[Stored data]
==================================================

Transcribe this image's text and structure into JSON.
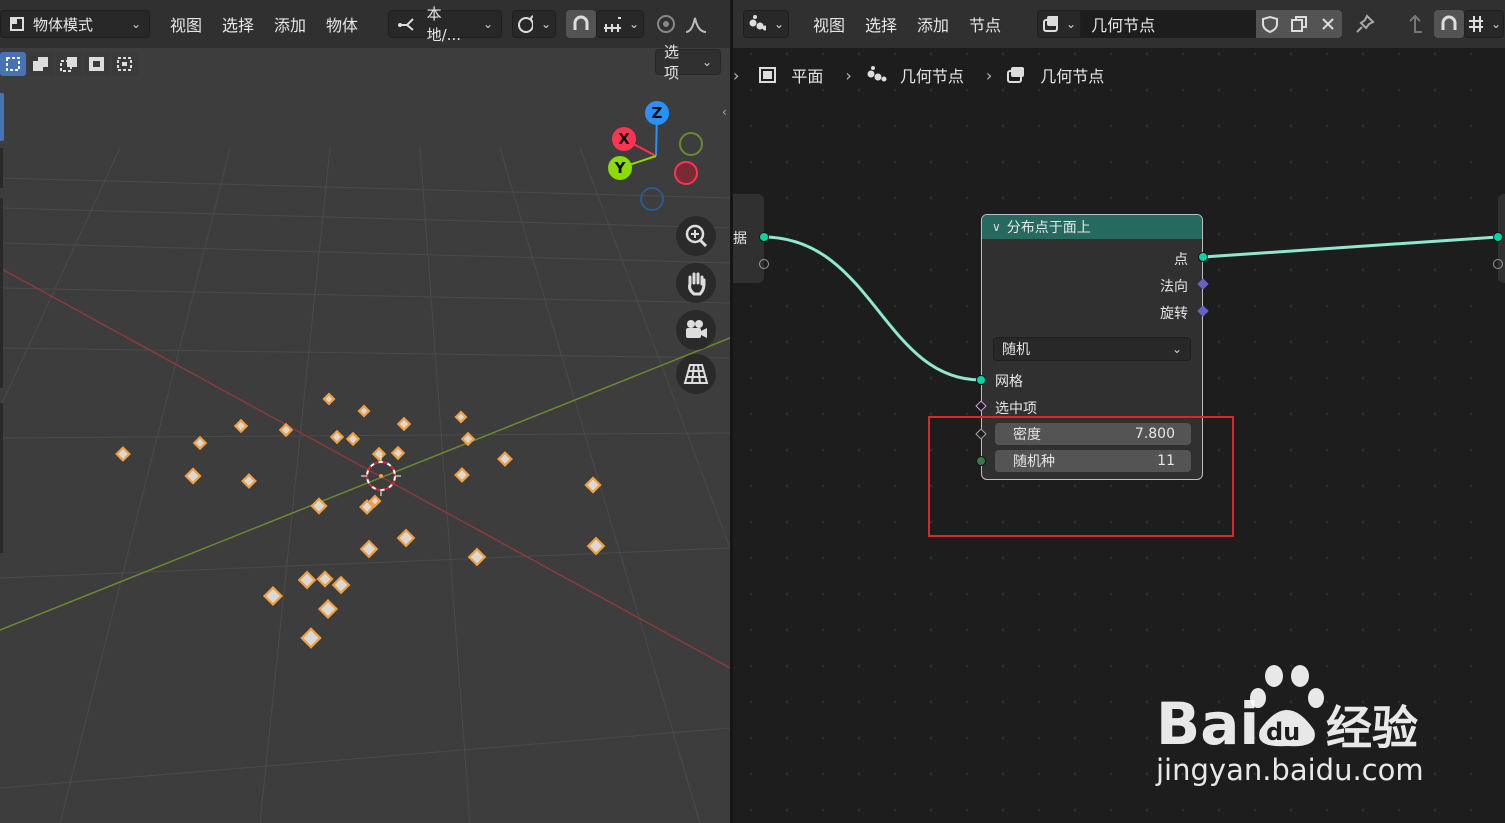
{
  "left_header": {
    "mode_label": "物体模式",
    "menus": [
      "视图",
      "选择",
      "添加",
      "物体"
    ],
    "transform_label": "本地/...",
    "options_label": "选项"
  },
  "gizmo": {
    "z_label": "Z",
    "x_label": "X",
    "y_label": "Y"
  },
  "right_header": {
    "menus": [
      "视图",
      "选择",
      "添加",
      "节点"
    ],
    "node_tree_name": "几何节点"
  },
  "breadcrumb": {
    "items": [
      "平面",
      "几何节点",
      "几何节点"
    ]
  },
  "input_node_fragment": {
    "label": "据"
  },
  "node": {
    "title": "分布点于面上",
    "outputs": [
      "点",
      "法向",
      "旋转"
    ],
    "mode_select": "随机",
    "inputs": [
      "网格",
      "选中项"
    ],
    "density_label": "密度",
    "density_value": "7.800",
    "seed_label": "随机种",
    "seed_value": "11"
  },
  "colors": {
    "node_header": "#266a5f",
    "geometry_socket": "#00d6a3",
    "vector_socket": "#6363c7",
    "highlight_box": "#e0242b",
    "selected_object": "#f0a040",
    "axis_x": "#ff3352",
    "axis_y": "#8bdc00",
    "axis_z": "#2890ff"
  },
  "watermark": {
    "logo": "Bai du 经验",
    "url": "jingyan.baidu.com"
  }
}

==================================================

WHAT THE EXERCISE ASKS
Exactly as written, return every line of the listing, but not the pictures.

WRITTEN RESPONSE
Transcribe this image's text and structure into JSON.
{
  "left_header": {
    "mode_label": "物体模式",
    "menus": [
      "视图",
      "选择",
      "添加",
      "物体"
    ],
    "transform_label": "本地/...",
    "options_label": "选项"
  },
  "gizmo": {
    "z_label": "Z",
    "x_label": "X",
    "y_label": "Y"
  },
  "right_header": {
    "menus": [
      "视图",
      "选择",
      "添加",
      "节点"
    ],
    "node_tree_name": "几何节点"
  },
  "breadcrumb": {
    "items": [
      "平面",
      "几何节点",
      "几何节点"
    ]
  },
  "input_node_fragment": {
    "label": "据"
  },
  "node": {
    "title": "分布点于面上",
    "outputs": [
      "点",
      "法向",
      "旋转"
    ],
    "mode_select": "随机",
    "inputs": [
      "网格",
      "选中项"
    ],
    "density_label": "密度",
    "density_value": "7.800",
    "seed_label": "随机种",
    "seed_value": "11"
  },
  "colors": {
    "node_header": "#266a5f",
    "geometry_socket": "#00d6a3",
    "vector_socket": "#6363c7",
    "highlight_box": "#e0242b",
    "selected_object": "#f0a040",
    "axis_x": "#ff3352",
    "axis_y": "#8bdc00",
    "axis_z": "#2890ff"
  },
  "watermark": {
    "logo": "Bai du 经验",
    "url": "jingyan.baidu.com"
  }
}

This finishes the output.